| Exercise details |
What is the number of lines in these entries that include "waarde"? Write that number and no other text.

| Exercise materials |

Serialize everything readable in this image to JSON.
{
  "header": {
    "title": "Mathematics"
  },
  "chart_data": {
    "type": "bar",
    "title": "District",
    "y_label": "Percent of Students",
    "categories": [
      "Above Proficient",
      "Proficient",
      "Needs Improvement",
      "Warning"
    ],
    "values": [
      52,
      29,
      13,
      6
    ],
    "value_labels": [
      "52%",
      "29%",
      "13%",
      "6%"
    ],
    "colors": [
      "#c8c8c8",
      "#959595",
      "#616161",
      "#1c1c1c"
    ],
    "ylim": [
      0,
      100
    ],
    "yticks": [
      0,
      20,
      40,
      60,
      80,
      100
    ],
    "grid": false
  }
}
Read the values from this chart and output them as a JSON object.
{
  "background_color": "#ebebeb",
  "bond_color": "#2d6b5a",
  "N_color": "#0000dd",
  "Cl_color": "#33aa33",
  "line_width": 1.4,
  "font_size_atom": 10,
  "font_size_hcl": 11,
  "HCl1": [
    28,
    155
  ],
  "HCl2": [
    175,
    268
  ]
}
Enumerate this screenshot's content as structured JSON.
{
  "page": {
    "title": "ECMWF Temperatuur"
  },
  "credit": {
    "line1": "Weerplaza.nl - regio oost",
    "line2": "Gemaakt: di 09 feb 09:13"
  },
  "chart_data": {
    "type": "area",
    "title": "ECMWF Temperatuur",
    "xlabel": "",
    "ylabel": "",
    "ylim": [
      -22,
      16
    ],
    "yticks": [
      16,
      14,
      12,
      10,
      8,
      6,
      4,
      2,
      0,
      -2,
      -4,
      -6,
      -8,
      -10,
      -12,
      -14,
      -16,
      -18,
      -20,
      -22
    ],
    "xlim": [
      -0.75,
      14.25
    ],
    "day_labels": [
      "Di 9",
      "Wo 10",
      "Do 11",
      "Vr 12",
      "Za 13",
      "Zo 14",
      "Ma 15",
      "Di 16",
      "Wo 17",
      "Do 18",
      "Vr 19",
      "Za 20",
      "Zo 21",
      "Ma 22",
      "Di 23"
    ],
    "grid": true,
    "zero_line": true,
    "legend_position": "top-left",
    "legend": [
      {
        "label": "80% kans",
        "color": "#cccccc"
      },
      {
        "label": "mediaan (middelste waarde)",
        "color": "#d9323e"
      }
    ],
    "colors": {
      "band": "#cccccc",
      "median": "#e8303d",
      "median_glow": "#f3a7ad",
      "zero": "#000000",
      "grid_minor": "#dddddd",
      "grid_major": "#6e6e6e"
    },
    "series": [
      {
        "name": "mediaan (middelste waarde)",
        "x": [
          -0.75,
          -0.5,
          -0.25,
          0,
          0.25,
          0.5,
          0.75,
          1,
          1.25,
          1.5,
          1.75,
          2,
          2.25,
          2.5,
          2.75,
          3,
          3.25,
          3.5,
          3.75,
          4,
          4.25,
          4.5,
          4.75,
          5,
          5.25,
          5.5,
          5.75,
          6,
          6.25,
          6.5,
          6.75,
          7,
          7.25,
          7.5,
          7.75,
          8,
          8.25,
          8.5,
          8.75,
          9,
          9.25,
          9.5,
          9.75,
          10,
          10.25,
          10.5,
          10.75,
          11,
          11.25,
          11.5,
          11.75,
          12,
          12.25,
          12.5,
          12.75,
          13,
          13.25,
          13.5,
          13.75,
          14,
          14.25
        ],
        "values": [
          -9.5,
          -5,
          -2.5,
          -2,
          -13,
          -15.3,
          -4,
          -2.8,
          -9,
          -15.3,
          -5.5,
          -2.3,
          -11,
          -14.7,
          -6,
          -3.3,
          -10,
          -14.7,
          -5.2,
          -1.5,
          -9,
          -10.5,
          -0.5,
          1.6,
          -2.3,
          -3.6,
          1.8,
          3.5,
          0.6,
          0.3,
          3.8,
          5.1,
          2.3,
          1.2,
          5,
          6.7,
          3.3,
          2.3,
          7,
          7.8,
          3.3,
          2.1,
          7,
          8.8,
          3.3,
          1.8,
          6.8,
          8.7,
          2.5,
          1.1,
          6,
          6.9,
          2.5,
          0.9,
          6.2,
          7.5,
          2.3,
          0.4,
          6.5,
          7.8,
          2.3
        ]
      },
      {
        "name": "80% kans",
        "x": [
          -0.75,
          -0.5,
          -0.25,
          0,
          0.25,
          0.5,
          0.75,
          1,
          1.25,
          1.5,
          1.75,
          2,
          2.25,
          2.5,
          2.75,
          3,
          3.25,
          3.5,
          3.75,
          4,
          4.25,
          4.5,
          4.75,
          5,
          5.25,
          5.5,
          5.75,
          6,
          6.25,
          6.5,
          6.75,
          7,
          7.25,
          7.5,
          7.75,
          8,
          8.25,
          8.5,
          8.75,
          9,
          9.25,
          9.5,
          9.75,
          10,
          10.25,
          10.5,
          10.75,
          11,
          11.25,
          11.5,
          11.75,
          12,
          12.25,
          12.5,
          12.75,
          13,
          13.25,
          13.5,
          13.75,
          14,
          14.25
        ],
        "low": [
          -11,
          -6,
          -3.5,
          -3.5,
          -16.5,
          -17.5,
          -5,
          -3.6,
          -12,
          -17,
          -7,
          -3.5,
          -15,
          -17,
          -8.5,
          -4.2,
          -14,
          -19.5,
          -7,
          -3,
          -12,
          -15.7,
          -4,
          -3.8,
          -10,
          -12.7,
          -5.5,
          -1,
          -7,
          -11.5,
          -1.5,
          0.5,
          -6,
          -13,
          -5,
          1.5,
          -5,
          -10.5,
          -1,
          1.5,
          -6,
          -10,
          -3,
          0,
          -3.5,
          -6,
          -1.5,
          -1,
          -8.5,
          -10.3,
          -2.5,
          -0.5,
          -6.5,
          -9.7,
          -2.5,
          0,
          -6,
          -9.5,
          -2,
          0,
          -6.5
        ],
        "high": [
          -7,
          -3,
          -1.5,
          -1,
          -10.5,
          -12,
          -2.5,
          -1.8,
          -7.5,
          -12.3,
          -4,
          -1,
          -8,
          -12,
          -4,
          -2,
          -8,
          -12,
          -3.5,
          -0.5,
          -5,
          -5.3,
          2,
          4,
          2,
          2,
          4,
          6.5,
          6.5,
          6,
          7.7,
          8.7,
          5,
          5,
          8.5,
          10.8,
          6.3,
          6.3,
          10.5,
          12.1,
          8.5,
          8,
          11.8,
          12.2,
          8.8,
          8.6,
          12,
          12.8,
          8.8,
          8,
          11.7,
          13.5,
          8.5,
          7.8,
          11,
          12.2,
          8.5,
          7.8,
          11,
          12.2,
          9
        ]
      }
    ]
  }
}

| Result of the exercise |
2